Task to complete |
Please quote the material exactly, every line of it.

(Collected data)
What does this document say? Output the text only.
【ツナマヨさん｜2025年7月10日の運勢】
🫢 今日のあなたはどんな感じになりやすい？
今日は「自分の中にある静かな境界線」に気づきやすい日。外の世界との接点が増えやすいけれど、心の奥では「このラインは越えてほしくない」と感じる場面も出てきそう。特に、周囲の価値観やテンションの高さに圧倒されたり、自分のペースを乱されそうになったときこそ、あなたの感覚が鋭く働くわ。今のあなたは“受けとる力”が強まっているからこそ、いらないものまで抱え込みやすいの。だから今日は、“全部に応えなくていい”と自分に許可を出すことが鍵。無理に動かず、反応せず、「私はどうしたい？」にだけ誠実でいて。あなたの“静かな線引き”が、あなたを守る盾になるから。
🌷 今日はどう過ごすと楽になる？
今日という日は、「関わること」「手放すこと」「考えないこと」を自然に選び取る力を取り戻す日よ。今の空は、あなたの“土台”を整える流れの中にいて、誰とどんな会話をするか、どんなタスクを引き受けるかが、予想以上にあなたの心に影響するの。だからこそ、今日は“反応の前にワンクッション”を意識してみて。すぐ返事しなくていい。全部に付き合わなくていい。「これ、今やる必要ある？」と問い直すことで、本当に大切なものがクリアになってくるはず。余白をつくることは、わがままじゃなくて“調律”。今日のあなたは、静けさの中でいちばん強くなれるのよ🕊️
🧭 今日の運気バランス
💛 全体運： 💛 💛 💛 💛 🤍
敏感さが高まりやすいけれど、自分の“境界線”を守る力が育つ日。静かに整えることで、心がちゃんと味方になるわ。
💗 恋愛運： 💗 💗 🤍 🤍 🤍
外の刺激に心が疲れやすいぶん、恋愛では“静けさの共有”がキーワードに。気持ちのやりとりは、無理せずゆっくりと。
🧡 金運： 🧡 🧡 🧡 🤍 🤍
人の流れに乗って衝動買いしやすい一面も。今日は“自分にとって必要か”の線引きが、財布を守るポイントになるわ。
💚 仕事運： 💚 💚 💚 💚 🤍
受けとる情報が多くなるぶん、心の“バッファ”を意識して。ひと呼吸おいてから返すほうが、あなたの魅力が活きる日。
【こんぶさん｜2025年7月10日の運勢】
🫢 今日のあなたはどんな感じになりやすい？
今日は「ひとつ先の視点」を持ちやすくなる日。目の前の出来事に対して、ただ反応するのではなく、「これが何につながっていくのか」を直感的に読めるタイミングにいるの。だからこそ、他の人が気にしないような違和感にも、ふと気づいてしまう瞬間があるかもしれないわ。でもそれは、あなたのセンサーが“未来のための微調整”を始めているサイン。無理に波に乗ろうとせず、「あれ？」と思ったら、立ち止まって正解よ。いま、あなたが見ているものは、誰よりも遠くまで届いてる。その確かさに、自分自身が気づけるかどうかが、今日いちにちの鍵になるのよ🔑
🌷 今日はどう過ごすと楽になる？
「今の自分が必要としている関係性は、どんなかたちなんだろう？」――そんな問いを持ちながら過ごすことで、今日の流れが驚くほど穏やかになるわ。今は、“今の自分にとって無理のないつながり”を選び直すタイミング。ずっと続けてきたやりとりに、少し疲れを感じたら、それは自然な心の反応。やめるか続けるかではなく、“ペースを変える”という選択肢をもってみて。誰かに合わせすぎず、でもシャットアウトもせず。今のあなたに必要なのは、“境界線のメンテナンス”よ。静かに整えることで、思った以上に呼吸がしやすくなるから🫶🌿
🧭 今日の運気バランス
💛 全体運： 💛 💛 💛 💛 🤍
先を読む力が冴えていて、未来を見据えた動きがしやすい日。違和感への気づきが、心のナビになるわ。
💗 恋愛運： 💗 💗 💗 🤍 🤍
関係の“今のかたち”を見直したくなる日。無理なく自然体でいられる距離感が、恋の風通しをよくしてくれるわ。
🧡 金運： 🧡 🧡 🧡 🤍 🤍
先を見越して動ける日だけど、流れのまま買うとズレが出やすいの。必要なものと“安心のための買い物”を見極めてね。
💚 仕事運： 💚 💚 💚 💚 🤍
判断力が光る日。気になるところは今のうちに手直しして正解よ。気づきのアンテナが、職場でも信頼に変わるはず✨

Solution to this exercise |
What does this document say? Output the text only.
【ツナマヨさん｜2025年7月10日の運勢】
🫢 今日のあなたはどんな感じになりやすい？
今日は「自分の中にある静かな境界線」に気づきやすい日。外の世界との接点が増えやすいけれど、心の奥では「このラインは越えてほしくない」と感じる場面も出てきそう。特に、周囲の価値観やテンションの高さに圧倒されたり、自分のペースを乱されそうになったときこそ、あなたの感覚が鋭く働くわ。今のあなたは“受けとる力”が強まっているからこそ、いらないものまで抱え込みやすいの。だから今日は、“全部に応えなくていい”と自分に許可を出すことが鍵。無理に動かず、反応せず、「私はどうしたい？」にだけ誠実でいて。あなたの“静かな線引き”が、あなたを守る盾になるから。
🌷 今日はどう過ごすと楽になる？
今日という日は、「関わること」「手放すこと」「考えないこと」を自然に選び取る力を取り戻す日よ。今の空は、あなたの“土台”を整える流れの中にいて、誰とどんな会話をするか、どんなタスクを引き受けるかが、予想以上にあなたの心に影響するの。だからこそ、今日は“反応の前にワンクッション”を意識してみて。すぐ返事しなくていい。全部に付き合わなくていい。「これ、今やる必要ある？」と問い直すことで、本当に大切なものがクリアになってくるはず。余白をつくることは、わがままじゃなくて“調律”。今日のあなたは、静けさの中でいちばん強くなれるのよ🕊️
🧭 今日の運気バランス
💛 全体運： 💛 💛 💛 💛 🤍
敏感さが高まりやすいけれど、自分の“境界線”を守る力が育つ日。静かに整えることで、心がちゃんと味方になるわ。
💗 恋愛運： 💗 💗 🤍 🤍 🤍
外の刺激に心が疲れやすいぶん、恋愛では“静けさの共有”がキーワードに。気持ちのやりとりは、無理せずゆっくりと。
🧡 金運： 🧡 🧡 🧡 🤍 🤍
人の流れに乗って衝動買いしやすい一面も。今日は“自分にとって必要か”の線引きが、財布を守るポイントになるわ。
💚 仕事運： 💚 💚 💚 💚 🤍
受けとる情報が多くなるぶん、心の“バッファ”を意識して。ひと呼吸おいてから返すほうが、あなたの魅力が活きる日。
【こんぶさん｜2025年7月10日の運勢】
🫢 今日のあなたはどんな感じになりやすい？
今日は「ひとつ先の視点」を持ちやすくなる日。目の前の出来事に対して、ただ反応するのではなく、「これが何につながっていくのか」を直感的に読めるタイミングにいるの。だからこそ、他の人が気にしないような違和感にも、ふと気づいてしまう瞬間があるかもしれないわ。でもそれは、あなたのセンサーが“未来のための微調整”を始めているサイン。無理に波に乗ろうとせず、「あれ？」と思ったら、立ち止まって正解よ。いま、あなたが見ているものは、誰よりも遠くまで届いてる。その確かさに、自分自身が気づけるかどうかが、今日いちにちの鍵になるのよ🔑
🌷 今日はどう過ごすと楽になる？
「今の自分が必要としている関係性は、どんなかたちなんだろう？」――そんな問いを持ちながら過ごすことで、今日の流れが驚くほど穏やかになるわ。今は、“今の自分にとって無理のないつながり”を選び直すタイミング。ずっと続けてきたやりとりに、少し疲れを感じたら、それは自然な心の反応。やめるか続けるかではなく、“ペースを変える”という選択肢をもってみて。誰かに合わせすぎず、でもシャットアウトもせず。今のあなたに必要なのは、“境界線のメンテナンス”よ。静かに整えることで、思った以上に呼吸がしやすくなるから🫶🌿
🧭 今日の運気バランス
💛 全体運： 💛 💛 💛 💛 🤍
先を読む力が冴えていて、未来を見据えた動きがしやすい日。違和感への気づきが、心のナビになるわ。
💗 恋愛運： 💗 💗 💗 🤍 🤍
関係の“今のかたち”を見直したくなる日。無理なく自然体でいられる距離感が、恋の風通しをよくしてくれるわ。
🧡 金運： 🧡 🧡 🧡 🤍 🤍
先を見越して動ける日だけど、流れのまま買うとズレが出やすいの。必要なものと“安心のための買い物”を見極めてね。
💚 仕事運： 💚 💚 💚 💚 🤍
判断力が光る日。気になるところは今のうちに手直しして正解よ。気づきのアンテナが、職場でも信頼に変わるはず✨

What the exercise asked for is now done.